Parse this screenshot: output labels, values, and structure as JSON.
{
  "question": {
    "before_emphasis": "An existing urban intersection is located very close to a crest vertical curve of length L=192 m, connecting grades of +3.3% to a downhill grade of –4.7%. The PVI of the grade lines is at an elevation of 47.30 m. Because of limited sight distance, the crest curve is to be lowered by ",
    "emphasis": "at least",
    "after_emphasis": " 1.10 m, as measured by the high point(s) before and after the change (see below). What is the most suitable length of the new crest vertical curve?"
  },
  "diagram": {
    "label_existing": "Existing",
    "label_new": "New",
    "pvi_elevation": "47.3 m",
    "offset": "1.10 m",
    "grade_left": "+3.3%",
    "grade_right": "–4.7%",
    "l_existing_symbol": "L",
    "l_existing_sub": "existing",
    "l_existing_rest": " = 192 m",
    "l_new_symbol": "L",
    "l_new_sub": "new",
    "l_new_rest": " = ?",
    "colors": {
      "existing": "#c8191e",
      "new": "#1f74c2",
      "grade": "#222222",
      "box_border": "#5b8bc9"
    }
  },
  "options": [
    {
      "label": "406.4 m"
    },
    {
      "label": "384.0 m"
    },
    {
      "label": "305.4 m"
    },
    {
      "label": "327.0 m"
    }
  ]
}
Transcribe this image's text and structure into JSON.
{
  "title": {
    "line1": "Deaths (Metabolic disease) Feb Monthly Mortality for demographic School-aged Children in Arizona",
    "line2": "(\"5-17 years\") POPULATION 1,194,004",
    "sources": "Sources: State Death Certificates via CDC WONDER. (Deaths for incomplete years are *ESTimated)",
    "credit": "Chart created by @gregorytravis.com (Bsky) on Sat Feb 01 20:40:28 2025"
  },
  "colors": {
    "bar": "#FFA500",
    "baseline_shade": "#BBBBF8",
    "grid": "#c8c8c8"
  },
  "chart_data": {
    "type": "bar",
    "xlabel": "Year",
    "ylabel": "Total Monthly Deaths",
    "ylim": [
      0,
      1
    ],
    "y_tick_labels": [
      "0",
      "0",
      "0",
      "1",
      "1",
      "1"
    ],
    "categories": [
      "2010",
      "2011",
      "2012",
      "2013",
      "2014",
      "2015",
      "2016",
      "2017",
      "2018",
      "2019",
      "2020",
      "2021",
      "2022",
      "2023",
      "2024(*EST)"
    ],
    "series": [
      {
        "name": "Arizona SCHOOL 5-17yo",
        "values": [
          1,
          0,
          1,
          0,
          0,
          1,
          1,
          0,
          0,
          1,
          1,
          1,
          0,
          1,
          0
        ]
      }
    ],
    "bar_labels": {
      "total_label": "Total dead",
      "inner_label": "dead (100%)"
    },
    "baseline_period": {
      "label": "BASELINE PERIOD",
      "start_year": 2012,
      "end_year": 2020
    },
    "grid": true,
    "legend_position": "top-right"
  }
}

= = = = = = =

Set problem
Check every line of the material for the string "structure" and give the number of lines that have it, without anything else.

Complete response
2